Entries from a dataset:
══════════

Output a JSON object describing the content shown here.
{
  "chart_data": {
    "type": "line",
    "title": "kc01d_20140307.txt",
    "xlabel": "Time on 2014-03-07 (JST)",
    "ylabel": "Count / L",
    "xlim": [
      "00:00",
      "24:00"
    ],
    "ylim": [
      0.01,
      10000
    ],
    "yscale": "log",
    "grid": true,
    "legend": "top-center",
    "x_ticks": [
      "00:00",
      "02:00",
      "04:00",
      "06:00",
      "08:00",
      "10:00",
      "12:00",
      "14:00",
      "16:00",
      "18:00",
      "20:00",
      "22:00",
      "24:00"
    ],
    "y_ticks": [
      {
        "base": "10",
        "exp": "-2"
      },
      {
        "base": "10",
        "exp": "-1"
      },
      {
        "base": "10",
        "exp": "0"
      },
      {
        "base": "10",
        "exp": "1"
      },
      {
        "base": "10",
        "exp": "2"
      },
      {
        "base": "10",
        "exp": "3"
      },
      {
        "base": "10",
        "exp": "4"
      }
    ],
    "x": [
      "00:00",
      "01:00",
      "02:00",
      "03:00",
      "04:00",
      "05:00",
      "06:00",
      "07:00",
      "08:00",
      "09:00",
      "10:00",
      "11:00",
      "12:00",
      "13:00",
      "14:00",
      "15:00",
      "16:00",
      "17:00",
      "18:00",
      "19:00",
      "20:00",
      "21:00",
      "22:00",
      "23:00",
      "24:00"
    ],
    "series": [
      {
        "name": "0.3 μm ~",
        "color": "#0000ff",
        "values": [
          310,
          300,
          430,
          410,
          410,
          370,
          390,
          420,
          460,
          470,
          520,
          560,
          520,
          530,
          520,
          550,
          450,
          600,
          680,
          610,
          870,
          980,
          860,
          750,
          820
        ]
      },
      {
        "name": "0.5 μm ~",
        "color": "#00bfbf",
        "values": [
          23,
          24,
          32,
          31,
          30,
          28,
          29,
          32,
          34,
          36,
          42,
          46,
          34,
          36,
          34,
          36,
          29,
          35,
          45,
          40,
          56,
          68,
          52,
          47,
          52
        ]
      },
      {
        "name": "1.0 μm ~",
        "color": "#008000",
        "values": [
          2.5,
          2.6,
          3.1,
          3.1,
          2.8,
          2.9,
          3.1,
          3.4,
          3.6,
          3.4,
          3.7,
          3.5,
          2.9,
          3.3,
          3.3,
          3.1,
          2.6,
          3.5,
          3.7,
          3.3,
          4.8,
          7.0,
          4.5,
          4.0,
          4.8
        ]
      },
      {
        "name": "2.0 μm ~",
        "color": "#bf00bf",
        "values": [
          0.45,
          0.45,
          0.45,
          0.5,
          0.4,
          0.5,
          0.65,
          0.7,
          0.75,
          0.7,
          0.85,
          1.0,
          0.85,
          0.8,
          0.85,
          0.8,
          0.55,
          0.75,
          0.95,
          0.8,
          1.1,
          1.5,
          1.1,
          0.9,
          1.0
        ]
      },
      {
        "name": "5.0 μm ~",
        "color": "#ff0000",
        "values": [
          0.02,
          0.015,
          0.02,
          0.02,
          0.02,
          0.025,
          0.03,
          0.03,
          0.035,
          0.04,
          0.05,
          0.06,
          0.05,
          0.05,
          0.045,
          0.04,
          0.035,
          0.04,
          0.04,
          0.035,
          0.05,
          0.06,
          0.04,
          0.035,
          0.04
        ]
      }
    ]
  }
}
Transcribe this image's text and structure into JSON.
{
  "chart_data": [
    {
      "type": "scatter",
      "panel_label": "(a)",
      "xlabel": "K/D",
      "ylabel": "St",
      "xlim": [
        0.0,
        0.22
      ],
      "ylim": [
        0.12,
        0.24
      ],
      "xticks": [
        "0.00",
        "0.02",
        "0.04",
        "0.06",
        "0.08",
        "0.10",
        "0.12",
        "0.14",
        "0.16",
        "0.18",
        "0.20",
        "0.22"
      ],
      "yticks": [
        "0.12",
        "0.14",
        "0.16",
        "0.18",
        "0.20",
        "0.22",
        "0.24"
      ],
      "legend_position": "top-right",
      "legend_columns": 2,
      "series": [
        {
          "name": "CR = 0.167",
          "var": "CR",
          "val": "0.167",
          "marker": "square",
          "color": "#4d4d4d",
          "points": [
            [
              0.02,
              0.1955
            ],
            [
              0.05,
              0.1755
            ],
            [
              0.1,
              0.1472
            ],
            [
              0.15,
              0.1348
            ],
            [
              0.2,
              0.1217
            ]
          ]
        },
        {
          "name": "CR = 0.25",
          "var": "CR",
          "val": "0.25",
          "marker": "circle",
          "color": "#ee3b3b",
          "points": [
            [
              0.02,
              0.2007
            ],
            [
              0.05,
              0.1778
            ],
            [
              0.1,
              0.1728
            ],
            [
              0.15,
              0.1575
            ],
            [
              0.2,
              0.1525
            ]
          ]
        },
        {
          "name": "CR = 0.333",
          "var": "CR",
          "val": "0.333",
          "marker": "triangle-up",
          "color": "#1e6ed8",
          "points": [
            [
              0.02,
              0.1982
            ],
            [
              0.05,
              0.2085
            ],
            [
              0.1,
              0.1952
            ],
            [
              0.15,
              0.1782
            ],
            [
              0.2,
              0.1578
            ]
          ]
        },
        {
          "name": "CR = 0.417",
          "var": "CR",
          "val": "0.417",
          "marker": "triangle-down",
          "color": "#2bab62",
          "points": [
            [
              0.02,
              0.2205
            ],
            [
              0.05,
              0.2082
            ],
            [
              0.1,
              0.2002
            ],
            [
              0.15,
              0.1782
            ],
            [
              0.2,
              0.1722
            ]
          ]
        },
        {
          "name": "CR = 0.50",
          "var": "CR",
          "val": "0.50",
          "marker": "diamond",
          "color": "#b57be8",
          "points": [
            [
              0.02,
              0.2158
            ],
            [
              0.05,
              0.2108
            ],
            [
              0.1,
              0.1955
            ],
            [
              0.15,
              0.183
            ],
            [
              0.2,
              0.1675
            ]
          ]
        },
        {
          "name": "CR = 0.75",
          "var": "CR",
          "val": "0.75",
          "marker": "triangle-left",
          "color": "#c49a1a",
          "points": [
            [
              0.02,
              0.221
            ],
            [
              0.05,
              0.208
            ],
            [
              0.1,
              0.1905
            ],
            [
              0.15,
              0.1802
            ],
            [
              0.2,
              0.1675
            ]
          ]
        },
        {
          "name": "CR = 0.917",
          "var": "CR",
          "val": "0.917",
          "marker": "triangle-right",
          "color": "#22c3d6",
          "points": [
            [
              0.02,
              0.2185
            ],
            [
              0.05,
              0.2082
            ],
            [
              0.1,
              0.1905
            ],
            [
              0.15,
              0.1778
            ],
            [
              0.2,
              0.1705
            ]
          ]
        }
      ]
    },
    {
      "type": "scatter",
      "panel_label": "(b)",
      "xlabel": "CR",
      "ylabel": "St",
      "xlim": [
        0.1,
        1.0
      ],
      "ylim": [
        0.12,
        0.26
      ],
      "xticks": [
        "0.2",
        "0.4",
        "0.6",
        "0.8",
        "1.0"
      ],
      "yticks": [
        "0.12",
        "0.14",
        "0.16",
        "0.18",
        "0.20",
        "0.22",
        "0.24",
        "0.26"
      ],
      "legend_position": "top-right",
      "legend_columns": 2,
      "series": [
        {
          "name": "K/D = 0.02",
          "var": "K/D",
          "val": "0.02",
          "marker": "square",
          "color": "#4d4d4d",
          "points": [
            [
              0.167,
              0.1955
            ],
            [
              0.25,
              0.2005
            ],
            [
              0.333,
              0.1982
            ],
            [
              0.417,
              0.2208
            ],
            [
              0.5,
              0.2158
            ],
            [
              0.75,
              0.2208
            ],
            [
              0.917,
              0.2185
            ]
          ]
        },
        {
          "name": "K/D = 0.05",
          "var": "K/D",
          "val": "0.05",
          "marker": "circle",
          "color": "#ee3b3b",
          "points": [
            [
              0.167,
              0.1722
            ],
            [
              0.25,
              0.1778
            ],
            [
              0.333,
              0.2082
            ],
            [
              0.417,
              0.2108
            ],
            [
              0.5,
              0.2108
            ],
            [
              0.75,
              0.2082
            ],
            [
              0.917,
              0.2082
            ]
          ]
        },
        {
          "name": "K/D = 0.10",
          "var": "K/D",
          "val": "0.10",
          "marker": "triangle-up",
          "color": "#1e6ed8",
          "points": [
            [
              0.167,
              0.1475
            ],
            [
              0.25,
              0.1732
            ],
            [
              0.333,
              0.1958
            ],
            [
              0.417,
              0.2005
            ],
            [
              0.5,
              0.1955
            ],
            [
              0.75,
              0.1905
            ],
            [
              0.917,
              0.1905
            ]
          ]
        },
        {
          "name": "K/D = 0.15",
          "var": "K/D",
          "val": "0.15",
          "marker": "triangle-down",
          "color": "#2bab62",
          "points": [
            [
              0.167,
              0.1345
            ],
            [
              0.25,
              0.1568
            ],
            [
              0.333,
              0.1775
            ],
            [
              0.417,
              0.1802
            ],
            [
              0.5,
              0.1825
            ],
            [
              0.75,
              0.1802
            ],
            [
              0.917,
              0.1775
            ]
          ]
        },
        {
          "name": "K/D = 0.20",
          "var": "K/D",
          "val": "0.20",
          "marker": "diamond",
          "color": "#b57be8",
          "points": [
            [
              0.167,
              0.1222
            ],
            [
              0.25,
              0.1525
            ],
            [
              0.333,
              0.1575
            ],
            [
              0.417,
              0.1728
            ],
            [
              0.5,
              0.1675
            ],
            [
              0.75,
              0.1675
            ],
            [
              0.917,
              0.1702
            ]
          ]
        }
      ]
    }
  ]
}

══════════

> _YOUR TASK_: Using the listing above, gather each line that holds the string "JSON" and copy it.

> _SOLVED PROBLEM_:
Output a JSON object describing the content shown here.
Transcribe this image's text and structure into JSON.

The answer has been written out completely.